Check each line for the string "AskUseCase". Give only the count of lines that have it.

··· SUPPLIED INFORMATION

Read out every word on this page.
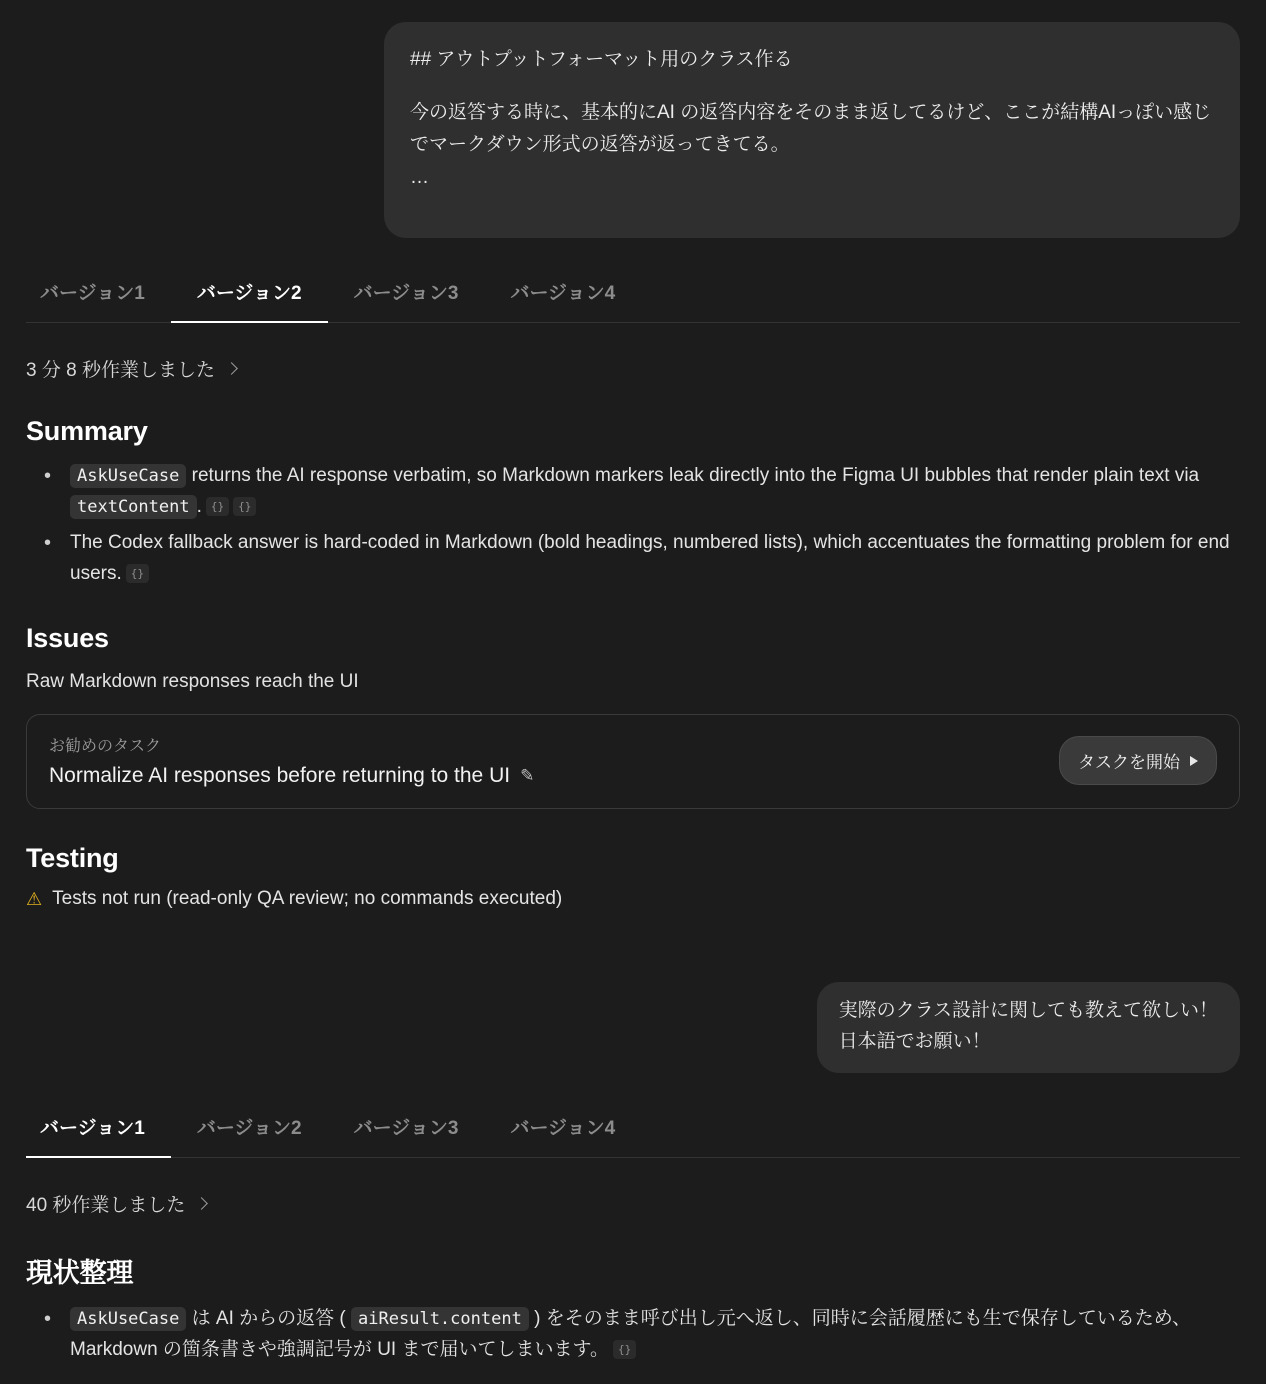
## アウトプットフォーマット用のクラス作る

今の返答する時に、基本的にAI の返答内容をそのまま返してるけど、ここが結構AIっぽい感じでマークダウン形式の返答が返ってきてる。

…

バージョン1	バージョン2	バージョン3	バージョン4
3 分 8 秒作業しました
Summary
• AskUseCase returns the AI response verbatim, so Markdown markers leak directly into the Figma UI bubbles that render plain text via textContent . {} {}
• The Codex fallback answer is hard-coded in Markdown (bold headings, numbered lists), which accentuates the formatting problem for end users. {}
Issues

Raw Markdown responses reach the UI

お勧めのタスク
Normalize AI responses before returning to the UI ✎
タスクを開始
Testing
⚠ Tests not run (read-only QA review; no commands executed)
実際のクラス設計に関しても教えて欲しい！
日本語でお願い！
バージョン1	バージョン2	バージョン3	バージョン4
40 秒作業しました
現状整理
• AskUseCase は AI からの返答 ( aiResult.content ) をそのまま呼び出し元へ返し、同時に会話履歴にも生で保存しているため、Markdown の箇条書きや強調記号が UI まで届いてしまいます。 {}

······
··· SUPPLIED INFORMATION

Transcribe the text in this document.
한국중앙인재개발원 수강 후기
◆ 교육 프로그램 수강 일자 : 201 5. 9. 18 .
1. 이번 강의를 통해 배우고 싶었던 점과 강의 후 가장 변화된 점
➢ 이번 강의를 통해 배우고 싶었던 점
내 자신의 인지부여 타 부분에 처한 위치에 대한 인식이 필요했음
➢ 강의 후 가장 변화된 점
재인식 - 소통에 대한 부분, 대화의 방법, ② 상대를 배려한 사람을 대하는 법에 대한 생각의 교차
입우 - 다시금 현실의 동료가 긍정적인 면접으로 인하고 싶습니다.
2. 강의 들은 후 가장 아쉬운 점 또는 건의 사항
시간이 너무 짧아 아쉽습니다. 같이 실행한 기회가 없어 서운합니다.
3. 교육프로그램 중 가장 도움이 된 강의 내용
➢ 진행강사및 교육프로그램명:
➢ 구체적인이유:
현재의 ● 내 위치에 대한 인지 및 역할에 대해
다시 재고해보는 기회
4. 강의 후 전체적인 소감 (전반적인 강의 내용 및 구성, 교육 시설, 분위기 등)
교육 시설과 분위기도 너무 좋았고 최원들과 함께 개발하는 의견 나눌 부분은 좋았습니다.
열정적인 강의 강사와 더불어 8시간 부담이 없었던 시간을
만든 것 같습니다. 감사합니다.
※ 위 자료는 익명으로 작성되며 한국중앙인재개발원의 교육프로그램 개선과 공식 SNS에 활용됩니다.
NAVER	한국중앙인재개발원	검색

······
··· SUPPLIED INFORMATION

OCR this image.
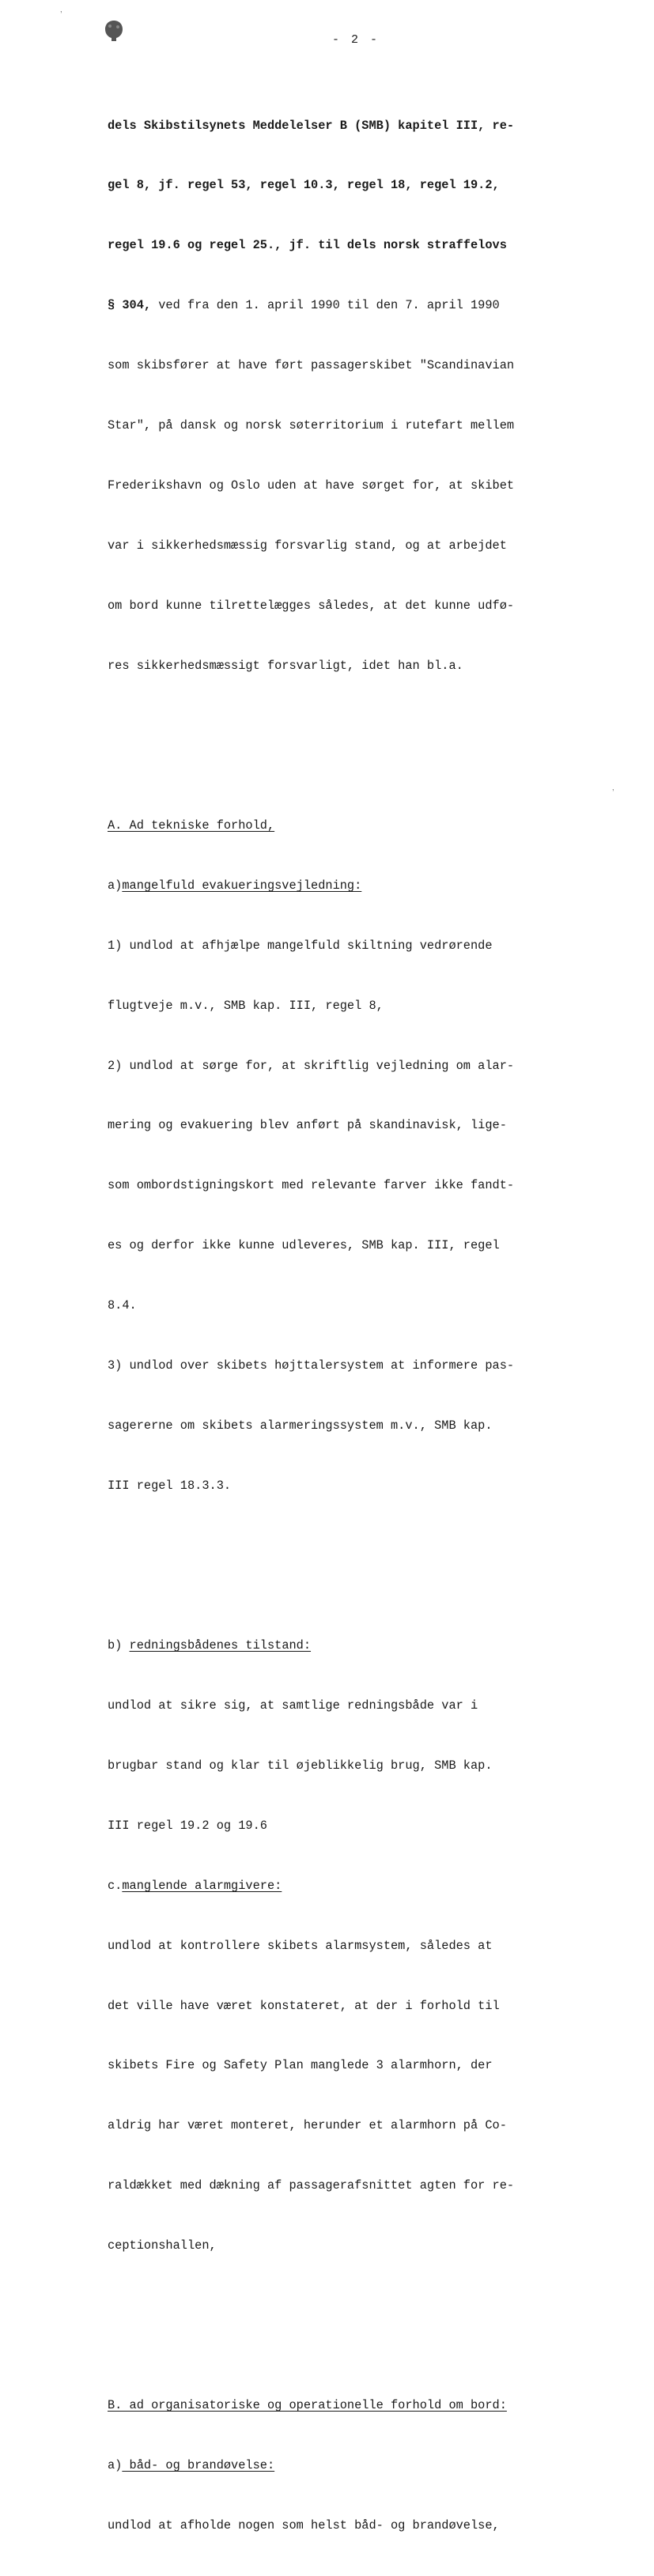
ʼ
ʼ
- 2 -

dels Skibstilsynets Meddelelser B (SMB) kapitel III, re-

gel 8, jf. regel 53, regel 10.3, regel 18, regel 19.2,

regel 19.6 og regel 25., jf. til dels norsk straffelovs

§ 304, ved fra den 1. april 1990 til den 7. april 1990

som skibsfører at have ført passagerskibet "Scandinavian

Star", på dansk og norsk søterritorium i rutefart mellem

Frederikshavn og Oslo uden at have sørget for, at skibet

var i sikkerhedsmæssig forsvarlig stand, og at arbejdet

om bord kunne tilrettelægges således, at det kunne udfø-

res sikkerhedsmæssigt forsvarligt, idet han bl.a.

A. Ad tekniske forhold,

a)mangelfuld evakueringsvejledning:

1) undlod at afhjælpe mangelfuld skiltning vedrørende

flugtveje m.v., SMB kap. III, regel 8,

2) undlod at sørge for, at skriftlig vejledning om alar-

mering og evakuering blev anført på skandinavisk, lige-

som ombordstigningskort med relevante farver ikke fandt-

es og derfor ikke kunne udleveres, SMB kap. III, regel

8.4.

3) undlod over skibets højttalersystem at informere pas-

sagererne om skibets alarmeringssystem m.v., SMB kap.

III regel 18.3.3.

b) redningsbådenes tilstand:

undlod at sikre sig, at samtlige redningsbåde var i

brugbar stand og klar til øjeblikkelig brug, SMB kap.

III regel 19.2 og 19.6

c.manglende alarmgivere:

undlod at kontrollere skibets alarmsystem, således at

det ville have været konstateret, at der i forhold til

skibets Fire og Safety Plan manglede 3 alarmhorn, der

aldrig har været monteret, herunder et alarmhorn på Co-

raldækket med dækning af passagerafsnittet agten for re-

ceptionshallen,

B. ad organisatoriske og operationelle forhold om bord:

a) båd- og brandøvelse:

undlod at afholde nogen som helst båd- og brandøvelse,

······

FULL SOLUTION ::
2